▸ **Your goal**:
In the material below, the lines containing the word "determining" are required; copy each of them.

▸ **Data to process**:
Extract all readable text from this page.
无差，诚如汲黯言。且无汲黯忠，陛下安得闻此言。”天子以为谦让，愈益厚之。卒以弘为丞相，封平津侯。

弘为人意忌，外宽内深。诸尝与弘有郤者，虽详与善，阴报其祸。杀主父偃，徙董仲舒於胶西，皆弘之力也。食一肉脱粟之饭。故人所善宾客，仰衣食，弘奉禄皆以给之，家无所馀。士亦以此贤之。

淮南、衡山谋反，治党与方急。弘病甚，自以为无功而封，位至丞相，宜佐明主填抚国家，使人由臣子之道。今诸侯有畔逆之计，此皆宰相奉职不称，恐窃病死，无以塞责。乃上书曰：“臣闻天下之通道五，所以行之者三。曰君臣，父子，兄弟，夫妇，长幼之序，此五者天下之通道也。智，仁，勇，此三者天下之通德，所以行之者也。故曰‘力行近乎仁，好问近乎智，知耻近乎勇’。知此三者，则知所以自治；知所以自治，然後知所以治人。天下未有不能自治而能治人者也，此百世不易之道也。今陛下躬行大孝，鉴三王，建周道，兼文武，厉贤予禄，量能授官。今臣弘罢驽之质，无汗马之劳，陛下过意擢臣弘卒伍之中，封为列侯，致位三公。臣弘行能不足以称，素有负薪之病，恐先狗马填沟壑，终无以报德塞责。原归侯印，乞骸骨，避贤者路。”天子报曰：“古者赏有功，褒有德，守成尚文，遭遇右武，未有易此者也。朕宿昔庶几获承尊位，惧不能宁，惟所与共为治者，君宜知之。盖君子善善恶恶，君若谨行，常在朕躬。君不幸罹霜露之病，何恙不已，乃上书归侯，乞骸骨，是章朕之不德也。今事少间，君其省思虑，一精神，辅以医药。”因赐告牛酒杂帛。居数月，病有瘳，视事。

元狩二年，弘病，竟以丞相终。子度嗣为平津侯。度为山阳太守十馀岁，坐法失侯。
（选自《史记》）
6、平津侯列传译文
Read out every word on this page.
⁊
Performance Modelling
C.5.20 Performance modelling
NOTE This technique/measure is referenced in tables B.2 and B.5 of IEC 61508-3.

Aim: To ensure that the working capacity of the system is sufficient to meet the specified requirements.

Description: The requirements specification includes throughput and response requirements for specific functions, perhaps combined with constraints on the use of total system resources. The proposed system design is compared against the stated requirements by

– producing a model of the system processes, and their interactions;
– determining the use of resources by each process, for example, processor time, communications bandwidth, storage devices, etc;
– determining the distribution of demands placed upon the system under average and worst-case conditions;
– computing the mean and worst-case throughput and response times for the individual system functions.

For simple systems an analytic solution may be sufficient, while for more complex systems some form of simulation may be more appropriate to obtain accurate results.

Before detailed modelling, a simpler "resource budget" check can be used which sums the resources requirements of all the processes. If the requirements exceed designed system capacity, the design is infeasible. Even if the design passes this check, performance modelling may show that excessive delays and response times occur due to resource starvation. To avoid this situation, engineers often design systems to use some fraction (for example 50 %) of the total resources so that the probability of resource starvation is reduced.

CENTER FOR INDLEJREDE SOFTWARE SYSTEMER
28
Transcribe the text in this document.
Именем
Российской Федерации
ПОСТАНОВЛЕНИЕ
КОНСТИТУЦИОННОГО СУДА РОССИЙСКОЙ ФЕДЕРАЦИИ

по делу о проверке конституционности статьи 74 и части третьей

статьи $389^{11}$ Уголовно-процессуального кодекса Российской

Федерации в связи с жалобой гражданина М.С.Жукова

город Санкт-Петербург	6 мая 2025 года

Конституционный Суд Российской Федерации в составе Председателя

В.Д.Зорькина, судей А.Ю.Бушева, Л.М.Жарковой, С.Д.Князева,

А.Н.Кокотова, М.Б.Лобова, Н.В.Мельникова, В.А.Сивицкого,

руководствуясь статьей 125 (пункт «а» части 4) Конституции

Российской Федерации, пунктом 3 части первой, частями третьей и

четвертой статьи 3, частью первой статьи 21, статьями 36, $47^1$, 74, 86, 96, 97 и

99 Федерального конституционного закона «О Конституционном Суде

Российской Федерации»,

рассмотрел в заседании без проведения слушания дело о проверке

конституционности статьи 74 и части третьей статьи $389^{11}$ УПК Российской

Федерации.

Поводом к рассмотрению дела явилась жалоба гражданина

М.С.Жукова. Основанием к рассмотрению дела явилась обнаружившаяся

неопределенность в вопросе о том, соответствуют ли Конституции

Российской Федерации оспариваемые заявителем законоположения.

▸ **Problem solution**:
– determining the use of resources by each process, for example, processor time, communications bandwidth, storage devices, etc;
– determining the distribution of demands placed upon the system under average and worst-case conditions;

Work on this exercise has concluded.